Task:
Find each line in the following listing that has the string "pressing", then state the count and nothing else.

— begin Listing —

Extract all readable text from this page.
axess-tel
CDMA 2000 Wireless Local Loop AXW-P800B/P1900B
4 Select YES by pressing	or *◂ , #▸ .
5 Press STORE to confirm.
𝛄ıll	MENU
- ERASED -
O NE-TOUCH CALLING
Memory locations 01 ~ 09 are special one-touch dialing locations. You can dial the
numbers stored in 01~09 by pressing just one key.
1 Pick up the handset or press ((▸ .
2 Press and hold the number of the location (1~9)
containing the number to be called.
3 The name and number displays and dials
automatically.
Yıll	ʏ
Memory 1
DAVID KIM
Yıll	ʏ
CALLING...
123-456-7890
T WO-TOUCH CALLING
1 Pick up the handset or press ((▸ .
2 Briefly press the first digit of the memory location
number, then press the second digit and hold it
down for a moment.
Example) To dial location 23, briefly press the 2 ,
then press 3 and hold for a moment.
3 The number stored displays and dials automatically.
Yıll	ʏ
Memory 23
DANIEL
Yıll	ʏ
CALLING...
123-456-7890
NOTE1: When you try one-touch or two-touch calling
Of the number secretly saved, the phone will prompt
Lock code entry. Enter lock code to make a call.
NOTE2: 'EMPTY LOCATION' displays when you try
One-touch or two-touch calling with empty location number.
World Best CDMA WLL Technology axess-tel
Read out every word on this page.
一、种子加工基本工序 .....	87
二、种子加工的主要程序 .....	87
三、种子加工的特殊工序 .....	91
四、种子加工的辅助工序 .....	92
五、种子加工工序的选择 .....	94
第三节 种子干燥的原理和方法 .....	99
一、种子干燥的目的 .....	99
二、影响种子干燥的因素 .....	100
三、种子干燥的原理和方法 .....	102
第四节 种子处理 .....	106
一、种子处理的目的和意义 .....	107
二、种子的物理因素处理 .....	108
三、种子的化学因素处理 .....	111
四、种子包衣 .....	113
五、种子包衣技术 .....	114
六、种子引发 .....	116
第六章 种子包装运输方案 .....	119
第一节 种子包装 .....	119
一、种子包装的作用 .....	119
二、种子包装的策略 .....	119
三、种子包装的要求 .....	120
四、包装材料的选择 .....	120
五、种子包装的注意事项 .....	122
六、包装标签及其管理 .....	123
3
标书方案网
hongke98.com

— end Listing —

Answer to the exercise:
2